THE REQUEST: Spot every line with the word "labels" and return it.

** Begin DATA RECORDS **

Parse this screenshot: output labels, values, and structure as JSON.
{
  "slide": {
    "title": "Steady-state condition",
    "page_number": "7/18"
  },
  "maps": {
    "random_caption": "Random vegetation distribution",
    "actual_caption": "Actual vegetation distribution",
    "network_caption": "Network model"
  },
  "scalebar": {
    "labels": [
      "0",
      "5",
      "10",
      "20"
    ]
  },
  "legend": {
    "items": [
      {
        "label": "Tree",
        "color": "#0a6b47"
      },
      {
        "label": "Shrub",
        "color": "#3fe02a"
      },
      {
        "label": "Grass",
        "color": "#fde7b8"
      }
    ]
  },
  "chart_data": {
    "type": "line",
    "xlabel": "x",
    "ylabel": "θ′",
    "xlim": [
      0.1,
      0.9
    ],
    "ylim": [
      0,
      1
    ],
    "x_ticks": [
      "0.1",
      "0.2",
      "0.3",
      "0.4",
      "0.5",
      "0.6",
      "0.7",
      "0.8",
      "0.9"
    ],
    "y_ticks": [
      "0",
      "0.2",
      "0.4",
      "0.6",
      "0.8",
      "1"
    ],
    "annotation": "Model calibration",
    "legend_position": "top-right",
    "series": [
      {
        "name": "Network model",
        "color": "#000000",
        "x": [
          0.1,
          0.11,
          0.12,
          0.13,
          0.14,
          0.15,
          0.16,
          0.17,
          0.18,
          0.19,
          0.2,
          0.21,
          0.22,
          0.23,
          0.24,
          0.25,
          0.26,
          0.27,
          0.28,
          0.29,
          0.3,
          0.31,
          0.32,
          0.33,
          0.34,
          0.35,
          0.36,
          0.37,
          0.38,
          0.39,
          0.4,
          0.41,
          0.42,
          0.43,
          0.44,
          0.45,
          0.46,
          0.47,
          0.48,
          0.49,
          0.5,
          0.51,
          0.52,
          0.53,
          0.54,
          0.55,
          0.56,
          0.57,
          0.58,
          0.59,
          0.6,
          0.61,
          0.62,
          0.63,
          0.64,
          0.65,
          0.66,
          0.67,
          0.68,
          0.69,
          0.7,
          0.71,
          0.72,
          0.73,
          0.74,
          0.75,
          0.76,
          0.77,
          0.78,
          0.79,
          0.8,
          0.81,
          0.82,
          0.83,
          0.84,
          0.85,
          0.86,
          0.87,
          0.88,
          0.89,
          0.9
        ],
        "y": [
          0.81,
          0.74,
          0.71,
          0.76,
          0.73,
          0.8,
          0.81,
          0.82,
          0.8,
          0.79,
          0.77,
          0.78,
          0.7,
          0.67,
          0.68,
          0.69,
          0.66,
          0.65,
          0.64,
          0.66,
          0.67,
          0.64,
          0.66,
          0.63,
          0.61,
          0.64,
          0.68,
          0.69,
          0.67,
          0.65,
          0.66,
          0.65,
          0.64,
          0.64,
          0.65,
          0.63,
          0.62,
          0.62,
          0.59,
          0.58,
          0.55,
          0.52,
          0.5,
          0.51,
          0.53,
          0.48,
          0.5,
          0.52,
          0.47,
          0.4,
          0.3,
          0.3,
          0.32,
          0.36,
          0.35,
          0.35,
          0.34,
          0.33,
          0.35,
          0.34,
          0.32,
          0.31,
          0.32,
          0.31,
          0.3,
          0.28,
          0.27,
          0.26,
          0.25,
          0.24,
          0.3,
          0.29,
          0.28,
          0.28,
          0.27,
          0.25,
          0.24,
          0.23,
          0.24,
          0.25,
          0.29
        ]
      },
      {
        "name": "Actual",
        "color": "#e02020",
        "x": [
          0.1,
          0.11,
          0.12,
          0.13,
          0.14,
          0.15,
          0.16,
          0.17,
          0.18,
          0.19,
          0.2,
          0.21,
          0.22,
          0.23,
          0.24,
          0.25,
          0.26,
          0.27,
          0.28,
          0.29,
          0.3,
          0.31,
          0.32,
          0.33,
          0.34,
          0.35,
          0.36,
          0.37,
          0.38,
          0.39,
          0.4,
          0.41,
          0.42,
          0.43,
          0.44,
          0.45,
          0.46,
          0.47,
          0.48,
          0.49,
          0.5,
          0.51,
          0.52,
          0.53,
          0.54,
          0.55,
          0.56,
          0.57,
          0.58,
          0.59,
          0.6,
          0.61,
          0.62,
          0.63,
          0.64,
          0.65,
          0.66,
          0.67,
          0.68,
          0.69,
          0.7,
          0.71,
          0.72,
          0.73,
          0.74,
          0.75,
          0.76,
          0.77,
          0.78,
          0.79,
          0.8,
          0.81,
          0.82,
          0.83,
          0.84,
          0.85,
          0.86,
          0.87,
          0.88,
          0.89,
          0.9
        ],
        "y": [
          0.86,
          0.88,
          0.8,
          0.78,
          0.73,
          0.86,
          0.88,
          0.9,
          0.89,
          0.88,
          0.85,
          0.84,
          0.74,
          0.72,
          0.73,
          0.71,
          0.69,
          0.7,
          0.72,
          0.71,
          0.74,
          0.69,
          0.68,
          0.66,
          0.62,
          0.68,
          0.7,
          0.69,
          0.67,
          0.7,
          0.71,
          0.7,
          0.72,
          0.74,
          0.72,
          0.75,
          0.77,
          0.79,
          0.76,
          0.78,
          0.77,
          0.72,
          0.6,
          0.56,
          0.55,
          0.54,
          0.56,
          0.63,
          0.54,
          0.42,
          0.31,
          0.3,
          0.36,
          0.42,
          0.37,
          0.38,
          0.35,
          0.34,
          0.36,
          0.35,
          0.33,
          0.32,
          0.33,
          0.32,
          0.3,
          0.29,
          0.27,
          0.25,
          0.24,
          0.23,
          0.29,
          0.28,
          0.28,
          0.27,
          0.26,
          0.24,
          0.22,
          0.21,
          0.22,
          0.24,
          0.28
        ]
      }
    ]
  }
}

** End DATA RECORDS **

WORKED ANSWER:
Parse this screenshot: output labels, values, and structure as JSON.
    "labels": [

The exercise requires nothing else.